Dataset entries -
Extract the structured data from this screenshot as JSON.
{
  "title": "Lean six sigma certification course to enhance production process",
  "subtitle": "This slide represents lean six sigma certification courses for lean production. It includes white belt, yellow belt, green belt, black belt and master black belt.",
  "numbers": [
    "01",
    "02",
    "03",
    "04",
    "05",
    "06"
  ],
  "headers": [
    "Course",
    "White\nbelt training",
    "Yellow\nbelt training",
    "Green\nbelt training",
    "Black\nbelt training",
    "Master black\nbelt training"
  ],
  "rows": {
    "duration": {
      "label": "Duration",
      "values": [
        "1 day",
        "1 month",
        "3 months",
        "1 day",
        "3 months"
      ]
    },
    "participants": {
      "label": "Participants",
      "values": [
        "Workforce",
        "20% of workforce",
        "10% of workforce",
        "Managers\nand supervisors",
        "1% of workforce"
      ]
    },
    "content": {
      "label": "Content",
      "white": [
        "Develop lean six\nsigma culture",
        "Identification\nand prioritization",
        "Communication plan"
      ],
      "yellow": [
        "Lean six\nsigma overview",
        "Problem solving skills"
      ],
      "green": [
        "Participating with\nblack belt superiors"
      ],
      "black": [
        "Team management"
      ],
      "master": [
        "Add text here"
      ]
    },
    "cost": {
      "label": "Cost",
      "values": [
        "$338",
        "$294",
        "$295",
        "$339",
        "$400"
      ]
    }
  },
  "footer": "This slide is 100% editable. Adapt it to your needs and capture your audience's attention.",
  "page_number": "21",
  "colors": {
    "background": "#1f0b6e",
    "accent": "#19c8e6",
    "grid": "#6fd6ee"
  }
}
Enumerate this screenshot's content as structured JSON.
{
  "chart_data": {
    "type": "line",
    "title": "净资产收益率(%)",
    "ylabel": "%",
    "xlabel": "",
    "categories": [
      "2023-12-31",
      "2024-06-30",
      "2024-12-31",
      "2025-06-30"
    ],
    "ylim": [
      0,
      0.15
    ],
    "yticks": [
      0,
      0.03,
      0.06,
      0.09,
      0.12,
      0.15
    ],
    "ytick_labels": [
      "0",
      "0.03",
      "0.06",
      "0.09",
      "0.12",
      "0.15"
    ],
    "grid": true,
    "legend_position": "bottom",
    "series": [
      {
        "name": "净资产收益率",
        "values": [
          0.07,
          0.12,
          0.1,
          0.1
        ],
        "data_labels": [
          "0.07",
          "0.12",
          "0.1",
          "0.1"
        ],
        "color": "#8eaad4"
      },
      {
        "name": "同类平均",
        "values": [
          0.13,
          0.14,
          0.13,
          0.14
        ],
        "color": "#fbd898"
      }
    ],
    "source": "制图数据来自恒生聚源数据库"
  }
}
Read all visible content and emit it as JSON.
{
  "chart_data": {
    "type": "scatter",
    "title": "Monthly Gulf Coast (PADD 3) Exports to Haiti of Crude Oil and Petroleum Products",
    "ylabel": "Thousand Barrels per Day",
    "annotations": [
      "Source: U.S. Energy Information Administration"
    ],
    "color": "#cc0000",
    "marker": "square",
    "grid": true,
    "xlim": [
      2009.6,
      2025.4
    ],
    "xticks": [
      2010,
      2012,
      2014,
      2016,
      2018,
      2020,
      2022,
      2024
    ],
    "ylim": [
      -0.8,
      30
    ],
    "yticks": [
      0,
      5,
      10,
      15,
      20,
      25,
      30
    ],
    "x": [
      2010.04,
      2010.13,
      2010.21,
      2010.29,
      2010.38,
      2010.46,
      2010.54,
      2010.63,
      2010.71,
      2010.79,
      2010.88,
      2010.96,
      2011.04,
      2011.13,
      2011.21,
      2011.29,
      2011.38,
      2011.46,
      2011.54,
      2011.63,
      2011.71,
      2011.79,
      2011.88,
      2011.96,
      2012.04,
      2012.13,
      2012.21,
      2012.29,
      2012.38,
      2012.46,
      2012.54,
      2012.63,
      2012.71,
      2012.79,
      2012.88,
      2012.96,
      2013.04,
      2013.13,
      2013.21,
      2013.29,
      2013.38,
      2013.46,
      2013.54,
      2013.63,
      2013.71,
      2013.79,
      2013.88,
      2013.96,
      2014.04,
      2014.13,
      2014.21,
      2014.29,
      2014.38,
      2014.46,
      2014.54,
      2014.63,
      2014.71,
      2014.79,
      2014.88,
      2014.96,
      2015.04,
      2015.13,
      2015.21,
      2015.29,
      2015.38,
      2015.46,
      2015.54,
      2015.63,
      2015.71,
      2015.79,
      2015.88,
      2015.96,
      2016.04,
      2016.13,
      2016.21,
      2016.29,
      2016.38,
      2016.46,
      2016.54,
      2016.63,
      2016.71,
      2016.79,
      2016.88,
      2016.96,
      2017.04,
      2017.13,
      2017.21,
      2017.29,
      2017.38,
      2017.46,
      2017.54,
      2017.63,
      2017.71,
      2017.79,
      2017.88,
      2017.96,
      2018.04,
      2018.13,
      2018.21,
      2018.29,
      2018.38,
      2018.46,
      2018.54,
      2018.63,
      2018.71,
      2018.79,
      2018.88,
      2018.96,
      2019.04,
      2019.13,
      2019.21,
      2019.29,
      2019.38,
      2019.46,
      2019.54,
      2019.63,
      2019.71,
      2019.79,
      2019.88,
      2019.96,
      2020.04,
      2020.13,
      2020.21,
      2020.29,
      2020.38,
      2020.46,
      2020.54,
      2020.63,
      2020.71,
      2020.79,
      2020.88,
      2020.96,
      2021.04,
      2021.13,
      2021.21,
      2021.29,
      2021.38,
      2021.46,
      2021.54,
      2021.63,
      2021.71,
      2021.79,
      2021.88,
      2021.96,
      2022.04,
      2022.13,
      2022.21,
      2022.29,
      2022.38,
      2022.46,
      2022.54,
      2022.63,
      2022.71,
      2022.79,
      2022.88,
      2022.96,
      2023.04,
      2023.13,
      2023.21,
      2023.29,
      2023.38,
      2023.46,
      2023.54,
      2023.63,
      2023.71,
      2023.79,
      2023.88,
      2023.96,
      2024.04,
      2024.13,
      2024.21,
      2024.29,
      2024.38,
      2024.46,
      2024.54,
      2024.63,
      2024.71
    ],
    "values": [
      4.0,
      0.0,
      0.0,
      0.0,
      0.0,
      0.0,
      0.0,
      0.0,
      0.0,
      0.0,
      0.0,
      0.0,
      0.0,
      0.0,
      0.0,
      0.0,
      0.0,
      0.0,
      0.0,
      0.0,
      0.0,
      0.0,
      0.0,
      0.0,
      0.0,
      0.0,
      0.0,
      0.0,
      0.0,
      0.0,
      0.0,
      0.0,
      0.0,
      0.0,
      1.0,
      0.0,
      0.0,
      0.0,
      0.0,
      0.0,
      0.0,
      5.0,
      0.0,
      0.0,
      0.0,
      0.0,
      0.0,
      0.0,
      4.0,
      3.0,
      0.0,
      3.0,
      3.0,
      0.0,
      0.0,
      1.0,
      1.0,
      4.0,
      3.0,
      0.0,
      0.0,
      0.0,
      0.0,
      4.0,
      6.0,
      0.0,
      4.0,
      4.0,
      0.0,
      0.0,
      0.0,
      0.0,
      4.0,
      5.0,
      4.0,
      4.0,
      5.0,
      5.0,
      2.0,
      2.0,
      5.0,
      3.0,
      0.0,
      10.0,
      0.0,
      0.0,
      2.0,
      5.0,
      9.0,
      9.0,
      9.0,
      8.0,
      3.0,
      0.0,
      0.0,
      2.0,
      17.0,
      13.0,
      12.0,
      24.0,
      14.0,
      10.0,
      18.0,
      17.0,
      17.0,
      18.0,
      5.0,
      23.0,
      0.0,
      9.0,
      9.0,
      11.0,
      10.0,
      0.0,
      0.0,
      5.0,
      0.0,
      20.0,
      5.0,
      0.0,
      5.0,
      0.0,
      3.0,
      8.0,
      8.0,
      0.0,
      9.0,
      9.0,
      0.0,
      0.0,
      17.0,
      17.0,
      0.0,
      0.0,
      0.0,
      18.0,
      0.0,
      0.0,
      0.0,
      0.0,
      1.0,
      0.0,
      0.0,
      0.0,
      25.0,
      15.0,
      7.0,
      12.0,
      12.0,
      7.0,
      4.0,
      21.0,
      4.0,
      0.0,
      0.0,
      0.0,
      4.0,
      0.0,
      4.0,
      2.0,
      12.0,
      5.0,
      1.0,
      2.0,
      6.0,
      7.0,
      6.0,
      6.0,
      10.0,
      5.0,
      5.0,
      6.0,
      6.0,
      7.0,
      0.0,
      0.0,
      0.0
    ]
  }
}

Do this - Isolate the lines above that contain the word "ylabel" and copy them.

Written reply -
    "ylabel": "%",
    "ylabel": "Thousand Barrels per Day",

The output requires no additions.